PROBLEM TO SOLVE
Only the number is wanted: how many lines contain the string "получатель"?

>> START DATASET ROWS

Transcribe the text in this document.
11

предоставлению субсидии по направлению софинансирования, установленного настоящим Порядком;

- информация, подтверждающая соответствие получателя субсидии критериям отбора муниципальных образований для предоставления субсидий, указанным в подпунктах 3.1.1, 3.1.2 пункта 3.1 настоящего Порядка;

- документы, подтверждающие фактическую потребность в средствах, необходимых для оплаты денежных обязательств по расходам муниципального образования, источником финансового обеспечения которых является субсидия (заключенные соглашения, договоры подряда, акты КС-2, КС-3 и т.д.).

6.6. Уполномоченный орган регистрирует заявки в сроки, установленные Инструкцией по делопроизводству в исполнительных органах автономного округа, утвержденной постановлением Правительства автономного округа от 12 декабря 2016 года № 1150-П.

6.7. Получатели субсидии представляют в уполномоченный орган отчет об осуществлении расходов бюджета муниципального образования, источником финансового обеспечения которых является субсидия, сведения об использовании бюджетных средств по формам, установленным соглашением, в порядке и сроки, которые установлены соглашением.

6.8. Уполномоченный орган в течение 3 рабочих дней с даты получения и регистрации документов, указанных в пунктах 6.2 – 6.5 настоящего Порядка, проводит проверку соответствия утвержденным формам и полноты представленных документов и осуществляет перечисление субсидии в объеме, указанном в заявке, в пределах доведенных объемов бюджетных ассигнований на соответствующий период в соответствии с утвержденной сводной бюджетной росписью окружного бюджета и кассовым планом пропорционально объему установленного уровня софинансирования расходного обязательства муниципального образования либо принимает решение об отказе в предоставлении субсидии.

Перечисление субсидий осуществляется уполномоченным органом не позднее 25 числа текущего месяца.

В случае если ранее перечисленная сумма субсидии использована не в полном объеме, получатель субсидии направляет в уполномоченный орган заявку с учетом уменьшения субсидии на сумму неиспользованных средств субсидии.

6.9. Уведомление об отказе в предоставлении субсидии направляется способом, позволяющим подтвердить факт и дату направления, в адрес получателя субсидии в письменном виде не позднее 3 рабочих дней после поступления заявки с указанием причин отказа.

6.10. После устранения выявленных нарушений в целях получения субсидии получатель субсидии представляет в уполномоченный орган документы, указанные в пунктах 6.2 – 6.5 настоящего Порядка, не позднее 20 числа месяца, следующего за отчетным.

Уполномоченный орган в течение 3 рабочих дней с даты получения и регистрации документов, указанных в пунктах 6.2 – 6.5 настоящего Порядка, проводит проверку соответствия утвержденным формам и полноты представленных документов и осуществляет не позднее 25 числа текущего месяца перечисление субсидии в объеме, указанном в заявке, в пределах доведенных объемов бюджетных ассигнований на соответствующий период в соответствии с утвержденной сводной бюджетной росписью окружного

>> END DATASET ROWS

REPLY
2